> [Extracted data]

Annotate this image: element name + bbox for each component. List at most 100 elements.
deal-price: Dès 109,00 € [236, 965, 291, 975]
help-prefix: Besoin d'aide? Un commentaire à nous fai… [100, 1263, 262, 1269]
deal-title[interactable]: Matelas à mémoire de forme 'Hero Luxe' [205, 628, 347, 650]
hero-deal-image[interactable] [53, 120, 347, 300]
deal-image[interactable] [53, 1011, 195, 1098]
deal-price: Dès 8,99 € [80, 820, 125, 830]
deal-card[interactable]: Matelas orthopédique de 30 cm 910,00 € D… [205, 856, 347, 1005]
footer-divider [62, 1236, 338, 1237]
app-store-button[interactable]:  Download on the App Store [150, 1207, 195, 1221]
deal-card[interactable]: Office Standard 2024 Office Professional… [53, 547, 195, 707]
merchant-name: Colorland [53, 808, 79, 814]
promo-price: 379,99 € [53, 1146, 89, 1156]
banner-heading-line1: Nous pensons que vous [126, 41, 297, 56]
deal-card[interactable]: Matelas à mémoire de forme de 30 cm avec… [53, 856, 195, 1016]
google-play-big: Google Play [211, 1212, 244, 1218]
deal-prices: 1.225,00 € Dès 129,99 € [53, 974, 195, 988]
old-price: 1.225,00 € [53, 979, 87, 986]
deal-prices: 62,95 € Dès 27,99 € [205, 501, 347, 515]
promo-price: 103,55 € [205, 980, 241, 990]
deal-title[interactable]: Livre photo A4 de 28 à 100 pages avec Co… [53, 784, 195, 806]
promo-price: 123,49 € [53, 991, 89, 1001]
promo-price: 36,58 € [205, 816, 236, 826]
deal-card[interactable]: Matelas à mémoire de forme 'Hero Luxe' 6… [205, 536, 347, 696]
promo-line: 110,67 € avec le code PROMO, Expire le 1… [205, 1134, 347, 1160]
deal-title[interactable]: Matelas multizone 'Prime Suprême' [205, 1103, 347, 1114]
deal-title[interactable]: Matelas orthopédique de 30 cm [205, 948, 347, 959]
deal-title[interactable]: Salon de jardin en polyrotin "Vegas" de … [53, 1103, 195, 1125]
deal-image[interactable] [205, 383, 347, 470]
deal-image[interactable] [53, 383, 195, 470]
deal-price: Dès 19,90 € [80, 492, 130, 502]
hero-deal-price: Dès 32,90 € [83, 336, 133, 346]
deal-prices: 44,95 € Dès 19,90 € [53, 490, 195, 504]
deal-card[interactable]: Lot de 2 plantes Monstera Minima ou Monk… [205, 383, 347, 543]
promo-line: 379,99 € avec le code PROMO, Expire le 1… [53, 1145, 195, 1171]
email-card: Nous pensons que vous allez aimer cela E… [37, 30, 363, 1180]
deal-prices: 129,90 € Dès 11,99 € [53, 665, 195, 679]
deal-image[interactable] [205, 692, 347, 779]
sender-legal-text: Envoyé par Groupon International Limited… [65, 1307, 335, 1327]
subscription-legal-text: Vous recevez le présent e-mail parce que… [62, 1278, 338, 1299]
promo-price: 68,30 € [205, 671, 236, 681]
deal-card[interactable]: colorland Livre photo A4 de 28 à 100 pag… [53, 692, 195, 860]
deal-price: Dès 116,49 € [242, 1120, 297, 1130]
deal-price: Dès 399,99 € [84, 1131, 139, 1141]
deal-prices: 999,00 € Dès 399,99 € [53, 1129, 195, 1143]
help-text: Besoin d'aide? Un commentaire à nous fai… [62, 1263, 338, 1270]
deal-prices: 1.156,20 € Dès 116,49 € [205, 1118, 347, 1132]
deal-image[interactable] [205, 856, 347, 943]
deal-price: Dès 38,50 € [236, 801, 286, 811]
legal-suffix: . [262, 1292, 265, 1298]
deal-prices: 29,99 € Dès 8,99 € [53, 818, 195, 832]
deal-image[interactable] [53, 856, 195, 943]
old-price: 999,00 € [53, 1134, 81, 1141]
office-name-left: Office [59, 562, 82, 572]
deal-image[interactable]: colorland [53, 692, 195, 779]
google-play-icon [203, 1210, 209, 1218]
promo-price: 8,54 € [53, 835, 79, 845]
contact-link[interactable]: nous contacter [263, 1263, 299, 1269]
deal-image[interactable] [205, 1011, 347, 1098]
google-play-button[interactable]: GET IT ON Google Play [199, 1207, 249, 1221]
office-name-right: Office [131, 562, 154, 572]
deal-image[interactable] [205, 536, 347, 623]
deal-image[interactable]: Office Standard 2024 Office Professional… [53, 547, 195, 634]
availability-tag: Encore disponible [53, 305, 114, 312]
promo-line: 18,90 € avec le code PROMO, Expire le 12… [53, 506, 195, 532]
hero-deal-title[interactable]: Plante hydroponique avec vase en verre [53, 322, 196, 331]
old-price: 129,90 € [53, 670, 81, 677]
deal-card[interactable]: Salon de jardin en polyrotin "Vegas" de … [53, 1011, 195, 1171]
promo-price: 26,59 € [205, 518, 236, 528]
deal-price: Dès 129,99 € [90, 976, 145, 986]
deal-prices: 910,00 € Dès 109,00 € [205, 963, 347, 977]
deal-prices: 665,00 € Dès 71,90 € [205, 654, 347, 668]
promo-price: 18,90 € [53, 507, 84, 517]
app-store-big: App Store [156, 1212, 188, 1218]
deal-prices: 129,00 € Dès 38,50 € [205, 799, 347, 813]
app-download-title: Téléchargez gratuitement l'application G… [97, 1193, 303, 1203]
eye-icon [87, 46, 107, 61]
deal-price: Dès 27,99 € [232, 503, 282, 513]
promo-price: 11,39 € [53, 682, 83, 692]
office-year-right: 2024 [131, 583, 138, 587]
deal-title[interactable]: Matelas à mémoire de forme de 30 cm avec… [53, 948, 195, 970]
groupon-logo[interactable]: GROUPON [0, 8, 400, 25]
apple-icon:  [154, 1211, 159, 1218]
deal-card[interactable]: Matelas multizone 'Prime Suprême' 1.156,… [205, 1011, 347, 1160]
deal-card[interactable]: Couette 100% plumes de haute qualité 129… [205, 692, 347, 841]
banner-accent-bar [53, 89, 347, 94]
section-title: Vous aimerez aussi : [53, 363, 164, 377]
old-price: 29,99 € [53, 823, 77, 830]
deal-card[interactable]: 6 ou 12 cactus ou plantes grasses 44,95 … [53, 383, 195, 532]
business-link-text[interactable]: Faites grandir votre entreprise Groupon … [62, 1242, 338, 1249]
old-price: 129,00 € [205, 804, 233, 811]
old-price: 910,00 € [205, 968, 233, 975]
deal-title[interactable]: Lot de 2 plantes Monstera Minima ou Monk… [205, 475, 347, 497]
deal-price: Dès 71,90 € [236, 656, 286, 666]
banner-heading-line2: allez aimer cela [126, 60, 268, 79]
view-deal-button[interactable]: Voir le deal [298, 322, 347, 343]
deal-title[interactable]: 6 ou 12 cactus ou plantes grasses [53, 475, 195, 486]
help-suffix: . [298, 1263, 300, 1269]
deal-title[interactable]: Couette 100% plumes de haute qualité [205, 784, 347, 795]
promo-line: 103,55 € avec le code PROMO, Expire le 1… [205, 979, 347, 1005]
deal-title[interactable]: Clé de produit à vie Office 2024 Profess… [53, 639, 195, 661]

> [What to work on] Copy each of the lines above that contains the string "Matelas", matching its capitalization exactly.

> [Reply to the task]
deal-title[interactable]: Matelas à mémoire de forme 'Hero Luxe' [205, 628, 347, 650]
deal-card[interactable]: Matelas orthopédique de 30 cm 910,00 € D… [205, 856, 347, 1005]
deal-card[interactable]: Matelas à mémoire de forme de 30 cm avec… [53, 856, 195, 1016]
deal-card[interactable]: Matelas à mémoire de forme 'Hero Luxe' 6… [205, 536, 347, 696]
deal-title[interactable]: Matelas multizone 'Prime Suprême' [205, 1103, 347, 1114]
deal-title[interactable]: Matelas orthopédique de 30 cm [205, 948, 347, 959]
deal-title[interactable]: Matelas à mémoire de forme de 30 cm avec… [53, 948, 195, 970]
deal-card[interactable]: Matelas multizone 'Prime Suprême' 1.156,… [205, 1011, 347, 1160]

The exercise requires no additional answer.